* [WHAT TO PRODUCE]
Which lines have the string "Output"? Copy all of them from the entries below.

┄┄┄┄┄┄┄┄┄┄

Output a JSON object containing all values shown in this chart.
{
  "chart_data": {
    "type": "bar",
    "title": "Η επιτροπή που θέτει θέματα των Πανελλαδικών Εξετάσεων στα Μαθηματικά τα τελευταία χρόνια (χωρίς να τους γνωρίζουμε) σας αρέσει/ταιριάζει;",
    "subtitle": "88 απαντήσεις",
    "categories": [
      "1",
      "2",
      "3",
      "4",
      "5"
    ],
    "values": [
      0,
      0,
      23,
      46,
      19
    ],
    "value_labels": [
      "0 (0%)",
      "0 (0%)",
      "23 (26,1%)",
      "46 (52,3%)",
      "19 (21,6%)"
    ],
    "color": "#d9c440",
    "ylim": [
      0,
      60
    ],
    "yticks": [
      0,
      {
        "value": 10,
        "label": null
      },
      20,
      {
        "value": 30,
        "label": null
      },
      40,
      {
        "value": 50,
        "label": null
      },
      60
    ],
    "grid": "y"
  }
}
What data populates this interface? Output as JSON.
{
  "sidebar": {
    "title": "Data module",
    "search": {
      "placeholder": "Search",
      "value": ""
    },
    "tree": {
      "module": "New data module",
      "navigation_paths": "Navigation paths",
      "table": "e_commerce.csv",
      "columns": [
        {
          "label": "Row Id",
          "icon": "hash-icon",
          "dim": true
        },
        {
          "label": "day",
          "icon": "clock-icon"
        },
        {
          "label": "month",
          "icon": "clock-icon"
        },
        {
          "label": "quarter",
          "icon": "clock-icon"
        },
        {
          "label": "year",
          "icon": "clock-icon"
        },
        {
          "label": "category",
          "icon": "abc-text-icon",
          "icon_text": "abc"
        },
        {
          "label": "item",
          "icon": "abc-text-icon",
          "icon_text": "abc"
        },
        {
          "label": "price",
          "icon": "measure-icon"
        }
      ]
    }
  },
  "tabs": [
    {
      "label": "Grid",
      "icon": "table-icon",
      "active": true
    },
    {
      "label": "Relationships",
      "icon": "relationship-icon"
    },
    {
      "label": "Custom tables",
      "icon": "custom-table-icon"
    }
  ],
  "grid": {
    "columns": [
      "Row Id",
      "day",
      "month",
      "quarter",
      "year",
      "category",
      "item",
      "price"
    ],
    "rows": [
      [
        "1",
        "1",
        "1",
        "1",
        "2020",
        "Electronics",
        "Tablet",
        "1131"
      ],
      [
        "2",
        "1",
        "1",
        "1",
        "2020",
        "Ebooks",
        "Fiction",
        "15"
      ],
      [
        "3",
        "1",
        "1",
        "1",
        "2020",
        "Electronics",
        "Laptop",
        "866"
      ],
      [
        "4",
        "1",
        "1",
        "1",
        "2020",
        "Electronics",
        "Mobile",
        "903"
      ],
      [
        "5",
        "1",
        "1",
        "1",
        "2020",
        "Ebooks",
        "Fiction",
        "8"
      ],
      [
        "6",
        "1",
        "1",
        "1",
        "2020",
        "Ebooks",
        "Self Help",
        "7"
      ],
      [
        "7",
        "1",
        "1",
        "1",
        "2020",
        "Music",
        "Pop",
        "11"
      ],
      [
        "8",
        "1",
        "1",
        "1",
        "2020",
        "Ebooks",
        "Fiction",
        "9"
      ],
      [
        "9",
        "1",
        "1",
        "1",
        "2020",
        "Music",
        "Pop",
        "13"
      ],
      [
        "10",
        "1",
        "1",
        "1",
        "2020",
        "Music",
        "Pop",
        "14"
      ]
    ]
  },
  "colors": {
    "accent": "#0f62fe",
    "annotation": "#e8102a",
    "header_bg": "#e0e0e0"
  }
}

┄┄┄┄┄┄┄┄┄┄

* [FINISHED TASK]
Output a JSON object containing all values shown in this chart.
What data populates this interface? Output as JSON.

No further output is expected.